| EXERCISE GOAL |
Check every line of the entries that follow, and copy the ones containing "Format".

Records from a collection
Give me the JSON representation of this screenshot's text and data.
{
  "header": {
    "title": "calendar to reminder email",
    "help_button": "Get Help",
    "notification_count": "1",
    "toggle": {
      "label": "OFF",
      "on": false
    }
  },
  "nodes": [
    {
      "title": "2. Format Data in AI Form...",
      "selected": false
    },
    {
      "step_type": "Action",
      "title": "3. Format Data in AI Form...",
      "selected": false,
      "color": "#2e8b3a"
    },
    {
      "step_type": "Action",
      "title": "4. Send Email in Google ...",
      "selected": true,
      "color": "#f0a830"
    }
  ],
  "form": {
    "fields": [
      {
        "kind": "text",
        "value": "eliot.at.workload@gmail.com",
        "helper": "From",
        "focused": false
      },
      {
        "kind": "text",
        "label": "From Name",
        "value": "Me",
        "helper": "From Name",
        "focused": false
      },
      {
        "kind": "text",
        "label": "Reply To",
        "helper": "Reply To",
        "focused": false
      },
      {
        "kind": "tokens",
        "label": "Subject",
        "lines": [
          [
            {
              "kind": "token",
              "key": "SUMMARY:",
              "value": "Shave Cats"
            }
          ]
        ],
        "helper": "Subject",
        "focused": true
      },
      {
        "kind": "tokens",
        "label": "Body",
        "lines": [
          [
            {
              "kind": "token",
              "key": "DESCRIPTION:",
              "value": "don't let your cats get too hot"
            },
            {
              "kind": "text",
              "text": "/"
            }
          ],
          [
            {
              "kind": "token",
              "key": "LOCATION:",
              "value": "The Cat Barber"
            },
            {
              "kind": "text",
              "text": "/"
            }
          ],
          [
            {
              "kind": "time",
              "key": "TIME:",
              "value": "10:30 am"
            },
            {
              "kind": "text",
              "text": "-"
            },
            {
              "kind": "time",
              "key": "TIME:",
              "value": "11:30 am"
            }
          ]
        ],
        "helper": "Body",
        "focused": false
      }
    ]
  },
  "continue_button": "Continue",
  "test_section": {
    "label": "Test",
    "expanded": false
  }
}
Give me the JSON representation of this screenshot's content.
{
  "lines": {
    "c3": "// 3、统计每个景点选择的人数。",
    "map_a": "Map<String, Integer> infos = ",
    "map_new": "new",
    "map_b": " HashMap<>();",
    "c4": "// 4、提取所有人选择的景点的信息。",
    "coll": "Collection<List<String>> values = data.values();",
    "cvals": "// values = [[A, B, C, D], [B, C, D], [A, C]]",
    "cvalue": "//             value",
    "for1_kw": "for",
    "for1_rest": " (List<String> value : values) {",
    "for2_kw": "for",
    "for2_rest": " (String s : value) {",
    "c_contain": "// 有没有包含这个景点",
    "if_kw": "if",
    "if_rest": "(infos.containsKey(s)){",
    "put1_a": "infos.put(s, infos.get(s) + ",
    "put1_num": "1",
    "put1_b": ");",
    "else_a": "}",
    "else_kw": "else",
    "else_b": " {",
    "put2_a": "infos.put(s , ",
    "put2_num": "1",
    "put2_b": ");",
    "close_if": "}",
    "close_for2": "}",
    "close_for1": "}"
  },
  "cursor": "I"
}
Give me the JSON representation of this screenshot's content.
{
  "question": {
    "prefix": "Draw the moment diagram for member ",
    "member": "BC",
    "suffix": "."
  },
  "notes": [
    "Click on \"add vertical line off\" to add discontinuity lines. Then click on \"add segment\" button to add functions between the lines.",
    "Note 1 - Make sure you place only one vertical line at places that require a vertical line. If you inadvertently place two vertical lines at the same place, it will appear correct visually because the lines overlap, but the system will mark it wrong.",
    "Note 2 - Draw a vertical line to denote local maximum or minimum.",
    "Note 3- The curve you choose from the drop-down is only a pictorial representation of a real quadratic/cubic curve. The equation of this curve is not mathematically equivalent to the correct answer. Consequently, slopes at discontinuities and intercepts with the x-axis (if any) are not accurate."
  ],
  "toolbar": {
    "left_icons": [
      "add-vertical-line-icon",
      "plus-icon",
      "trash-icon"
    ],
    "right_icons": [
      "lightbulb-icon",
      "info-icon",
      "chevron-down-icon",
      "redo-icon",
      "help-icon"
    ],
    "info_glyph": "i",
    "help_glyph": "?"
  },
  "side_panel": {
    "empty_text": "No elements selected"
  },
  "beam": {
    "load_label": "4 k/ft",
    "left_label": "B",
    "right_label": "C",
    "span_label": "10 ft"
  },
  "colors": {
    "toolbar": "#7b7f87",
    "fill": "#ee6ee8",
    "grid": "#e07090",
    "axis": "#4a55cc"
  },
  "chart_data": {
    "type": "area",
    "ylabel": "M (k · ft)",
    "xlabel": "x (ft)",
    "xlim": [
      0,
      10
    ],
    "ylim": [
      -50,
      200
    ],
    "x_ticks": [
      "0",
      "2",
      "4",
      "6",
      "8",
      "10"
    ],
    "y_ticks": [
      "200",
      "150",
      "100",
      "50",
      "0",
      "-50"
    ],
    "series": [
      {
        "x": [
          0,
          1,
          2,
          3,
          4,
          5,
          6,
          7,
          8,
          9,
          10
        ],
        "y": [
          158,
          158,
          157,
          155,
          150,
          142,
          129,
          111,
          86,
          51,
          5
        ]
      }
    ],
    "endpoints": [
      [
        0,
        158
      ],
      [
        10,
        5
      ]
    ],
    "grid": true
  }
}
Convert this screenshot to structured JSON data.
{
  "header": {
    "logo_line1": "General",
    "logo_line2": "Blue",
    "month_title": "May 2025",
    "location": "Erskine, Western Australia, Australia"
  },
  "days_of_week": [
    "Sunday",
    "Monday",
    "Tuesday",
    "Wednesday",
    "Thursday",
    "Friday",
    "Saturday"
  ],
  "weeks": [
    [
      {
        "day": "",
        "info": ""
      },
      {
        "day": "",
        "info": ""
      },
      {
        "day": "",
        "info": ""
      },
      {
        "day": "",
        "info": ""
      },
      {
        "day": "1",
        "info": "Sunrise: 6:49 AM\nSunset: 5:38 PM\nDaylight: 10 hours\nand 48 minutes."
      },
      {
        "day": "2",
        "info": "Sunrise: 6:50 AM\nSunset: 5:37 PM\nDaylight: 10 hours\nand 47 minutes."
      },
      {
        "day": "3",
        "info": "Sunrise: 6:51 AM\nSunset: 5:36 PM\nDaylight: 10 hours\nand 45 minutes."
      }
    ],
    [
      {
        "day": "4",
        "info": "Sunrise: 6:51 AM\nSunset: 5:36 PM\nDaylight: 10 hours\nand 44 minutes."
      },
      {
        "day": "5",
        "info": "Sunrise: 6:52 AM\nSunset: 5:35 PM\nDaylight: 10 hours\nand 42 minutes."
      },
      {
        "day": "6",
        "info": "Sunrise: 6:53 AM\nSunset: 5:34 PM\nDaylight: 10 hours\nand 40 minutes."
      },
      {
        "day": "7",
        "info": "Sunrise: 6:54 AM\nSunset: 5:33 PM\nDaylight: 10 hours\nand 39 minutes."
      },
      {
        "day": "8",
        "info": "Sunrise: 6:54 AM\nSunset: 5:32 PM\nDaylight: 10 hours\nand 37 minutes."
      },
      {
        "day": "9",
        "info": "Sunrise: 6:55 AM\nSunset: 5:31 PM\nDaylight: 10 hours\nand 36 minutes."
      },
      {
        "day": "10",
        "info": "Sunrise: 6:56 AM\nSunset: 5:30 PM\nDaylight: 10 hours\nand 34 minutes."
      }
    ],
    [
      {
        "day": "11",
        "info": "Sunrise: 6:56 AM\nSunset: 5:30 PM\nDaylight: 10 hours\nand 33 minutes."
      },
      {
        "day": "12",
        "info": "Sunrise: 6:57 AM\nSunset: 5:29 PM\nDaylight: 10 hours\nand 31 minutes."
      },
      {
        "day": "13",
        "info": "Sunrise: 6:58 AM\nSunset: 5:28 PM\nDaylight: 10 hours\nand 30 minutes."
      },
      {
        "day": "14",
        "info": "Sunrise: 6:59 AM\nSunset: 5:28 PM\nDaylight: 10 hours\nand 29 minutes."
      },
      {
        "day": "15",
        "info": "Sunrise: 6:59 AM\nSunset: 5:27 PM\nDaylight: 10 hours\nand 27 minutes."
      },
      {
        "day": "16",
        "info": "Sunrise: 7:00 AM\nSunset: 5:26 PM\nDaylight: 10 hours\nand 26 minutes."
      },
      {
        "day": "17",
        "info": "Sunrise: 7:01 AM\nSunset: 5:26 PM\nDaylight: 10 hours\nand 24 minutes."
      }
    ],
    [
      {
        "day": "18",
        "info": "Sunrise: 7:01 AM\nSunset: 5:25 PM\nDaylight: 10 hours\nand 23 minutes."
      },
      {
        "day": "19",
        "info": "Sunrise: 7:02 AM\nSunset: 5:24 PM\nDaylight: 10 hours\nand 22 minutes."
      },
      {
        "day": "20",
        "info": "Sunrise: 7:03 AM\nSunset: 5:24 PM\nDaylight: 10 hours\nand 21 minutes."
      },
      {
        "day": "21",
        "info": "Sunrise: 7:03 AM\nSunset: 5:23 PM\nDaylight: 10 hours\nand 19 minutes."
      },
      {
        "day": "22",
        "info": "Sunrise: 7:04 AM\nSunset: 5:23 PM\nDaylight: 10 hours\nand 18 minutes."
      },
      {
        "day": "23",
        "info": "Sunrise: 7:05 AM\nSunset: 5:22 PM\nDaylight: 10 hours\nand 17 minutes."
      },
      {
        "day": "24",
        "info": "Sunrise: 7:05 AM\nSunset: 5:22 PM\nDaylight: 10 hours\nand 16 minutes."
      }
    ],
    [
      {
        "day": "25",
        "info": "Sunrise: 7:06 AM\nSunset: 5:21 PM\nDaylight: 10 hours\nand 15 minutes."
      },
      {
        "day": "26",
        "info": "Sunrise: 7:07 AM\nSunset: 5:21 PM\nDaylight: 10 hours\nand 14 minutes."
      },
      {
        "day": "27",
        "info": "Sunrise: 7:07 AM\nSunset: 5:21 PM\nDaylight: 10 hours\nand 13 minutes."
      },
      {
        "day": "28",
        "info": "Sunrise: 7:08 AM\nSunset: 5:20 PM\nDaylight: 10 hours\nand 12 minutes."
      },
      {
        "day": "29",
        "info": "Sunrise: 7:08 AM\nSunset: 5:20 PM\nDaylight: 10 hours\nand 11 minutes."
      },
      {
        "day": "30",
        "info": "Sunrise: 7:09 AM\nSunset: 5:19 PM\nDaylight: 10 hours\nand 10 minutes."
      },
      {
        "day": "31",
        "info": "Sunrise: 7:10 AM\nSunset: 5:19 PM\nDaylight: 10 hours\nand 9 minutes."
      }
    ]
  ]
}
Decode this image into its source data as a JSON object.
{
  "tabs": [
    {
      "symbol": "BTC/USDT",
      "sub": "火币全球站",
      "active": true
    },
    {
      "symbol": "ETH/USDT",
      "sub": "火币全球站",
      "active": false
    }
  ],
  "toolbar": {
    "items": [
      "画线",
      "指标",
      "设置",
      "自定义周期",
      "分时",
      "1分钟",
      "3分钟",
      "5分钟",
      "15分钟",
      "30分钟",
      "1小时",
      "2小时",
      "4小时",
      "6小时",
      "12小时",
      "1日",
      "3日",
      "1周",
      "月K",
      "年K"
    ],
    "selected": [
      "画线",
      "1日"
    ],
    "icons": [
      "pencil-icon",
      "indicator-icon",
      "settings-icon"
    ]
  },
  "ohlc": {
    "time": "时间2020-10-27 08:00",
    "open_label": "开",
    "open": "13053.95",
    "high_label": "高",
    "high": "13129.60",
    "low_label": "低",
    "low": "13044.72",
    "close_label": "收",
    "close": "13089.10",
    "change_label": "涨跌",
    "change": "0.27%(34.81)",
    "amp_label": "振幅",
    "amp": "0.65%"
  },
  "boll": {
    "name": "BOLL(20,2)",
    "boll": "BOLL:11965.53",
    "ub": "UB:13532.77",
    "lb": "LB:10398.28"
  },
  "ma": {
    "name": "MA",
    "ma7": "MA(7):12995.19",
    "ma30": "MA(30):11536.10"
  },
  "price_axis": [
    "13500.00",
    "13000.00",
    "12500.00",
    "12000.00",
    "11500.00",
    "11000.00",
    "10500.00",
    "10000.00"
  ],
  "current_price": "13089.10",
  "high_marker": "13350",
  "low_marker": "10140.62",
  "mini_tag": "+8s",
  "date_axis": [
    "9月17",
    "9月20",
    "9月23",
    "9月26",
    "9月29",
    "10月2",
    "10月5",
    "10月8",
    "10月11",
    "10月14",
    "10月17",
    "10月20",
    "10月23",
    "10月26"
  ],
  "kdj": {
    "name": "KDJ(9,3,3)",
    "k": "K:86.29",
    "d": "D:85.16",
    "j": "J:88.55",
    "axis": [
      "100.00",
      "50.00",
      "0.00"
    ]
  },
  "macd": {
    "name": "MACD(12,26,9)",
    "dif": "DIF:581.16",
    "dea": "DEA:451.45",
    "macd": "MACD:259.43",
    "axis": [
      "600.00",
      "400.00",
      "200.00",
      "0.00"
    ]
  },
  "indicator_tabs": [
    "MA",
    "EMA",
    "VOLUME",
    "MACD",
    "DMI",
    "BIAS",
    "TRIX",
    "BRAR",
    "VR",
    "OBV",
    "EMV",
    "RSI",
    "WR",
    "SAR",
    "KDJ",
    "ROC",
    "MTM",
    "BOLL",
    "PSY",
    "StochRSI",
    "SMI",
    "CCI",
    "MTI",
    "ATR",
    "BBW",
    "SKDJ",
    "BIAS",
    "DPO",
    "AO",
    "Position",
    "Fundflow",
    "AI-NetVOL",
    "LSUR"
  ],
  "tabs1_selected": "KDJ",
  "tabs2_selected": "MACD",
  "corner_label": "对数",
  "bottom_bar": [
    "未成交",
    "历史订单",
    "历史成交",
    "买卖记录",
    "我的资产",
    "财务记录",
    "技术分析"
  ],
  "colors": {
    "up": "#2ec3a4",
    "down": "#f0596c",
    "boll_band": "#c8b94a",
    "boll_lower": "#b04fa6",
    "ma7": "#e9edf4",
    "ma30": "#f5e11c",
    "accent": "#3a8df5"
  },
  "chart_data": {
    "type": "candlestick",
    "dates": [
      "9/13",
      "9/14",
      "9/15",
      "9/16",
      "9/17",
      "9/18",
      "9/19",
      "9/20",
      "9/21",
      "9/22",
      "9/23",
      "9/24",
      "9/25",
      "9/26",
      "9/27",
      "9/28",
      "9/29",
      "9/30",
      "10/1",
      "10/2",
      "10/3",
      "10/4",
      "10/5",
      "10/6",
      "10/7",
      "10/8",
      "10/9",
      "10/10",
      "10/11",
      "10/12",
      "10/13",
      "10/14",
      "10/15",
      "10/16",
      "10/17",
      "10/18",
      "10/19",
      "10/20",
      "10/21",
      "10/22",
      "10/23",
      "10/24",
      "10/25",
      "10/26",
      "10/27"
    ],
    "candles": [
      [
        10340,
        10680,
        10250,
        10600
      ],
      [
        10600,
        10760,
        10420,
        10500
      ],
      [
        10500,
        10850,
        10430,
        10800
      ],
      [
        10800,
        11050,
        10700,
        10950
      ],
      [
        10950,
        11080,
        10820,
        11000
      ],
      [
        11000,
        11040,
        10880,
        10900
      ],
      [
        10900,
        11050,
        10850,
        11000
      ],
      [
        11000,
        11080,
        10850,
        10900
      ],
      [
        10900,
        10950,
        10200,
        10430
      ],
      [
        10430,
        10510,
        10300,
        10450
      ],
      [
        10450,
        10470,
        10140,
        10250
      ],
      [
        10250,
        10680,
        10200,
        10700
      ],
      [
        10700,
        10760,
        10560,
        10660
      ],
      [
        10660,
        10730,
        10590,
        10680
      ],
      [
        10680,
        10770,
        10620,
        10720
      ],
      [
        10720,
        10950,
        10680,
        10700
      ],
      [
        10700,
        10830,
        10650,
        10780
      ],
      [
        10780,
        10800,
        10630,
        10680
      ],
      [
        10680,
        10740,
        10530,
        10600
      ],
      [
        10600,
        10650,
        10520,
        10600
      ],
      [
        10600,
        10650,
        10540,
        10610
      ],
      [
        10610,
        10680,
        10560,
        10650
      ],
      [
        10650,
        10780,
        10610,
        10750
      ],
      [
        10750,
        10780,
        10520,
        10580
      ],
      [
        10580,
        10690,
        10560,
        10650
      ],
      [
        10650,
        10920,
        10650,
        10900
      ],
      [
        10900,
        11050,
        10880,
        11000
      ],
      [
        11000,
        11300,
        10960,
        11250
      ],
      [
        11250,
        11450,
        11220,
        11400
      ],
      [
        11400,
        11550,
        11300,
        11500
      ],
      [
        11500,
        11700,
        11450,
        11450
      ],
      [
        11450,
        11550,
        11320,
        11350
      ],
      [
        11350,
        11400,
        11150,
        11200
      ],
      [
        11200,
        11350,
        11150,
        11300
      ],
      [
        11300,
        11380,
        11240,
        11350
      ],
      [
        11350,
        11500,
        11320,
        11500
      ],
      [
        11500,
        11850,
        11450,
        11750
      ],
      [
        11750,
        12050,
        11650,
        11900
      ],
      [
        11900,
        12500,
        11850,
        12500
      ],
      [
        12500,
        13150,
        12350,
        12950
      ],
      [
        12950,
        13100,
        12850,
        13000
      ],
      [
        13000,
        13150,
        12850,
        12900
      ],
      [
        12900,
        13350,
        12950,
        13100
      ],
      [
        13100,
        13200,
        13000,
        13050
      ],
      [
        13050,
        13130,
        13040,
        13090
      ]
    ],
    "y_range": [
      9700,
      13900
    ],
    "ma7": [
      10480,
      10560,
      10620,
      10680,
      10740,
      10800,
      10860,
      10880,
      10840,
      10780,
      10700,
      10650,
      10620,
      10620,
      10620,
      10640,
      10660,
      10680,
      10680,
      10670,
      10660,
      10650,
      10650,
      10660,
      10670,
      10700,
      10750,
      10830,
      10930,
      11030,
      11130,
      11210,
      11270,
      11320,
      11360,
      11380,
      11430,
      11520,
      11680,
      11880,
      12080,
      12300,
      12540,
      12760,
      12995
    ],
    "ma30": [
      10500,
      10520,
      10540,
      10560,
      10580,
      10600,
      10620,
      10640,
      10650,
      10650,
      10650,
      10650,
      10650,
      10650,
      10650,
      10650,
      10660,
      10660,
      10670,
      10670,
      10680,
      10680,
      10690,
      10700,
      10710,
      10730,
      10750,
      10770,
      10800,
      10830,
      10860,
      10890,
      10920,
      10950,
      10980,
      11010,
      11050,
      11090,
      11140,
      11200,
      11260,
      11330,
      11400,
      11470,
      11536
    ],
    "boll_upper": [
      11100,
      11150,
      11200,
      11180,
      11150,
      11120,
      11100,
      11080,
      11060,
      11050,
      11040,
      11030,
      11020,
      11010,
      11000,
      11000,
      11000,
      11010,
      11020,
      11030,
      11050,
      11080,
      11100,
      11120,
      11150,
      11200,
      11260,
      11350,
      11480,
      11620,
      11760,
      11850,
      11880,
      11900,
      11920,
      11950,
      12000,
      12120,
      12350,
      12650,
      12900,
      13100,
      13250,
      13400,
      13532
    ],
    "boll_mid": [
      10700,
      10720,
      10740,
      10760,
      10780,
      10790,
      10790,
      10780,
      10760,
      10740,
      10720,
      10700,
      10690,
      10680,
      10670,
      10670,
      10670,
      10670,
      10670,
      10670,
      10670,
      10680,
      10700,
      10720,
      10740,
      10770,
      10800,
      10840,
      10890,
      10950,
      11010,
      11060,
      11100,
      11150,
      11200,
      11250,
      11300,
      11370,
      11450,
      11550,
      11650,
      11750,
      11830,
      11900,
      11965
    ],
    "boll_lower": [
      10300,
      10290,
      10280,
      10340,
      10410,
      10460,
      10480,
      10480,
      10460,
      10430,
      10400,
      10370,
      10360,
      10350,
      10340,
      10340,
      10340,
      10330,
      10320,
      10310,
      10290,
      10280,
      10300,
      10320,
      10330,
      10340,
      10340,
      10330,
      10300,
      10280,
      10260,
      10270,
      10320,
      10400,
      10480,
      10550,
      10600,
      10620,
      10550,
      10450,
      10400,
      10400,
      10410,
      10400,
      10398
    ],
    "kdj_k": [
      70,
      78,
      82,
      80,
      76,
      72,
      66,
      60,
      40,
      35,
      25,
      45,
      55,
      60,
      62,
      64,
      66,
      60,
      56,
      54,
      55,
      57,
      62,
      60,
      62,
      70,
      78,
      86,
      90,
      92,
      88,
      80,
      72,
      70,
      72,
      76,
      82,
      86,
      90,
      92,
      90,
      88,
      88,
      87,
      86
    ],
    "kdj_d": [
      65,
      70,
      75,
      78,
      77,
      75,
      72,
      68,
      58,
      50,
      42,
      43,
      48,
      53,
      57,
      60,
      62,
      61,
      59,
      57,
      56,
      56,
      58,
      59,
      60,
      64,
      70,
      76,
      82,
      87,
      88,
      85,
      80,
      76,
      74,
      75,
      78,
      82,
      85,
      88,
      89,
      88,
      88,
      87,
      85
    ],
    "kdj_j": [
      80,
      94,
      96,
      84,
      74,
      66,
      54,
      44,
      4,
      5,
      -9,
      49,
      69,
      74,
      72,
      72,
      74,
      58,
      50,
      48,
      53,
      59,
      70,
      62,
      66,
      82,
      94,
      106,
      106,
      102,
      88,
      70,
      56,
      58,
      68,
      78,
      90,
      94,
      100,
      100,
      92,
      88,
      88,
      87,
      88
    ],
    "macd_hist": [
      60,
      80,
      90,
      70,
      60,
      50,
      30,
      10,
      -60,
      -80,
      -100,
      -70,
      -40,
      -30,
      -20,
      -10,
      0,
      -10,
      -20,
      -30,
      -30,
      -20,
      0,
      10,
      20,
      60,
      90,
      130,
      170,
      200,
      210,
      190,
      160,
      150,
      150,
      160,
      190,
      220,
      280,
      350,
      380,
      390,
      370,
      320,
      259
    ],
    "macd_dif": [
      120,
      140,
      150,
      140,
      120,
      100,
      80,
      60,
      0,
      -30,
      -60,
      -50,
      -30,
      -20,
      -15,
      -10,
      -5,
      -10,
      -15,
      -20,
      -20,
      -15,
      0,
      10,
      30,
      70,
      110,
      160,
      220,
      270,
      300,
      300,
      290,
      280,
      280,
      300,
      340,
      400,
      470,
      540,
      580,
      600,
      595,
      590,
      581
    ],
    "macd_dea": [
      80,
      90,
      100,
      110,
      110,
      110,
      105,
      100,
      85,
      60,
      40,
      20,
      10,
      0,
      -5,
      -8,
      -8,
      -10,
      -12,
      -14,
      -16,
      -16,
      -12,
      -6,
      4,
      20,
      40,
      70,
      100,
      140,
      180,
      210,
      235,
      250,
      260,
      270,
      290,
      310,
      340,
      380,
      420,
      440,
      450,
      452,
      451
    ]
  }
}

| WRITTEN REPLY |
      "title": "2. Format Data in AI Form...",
      "title": "3. Format Data in AI Form...",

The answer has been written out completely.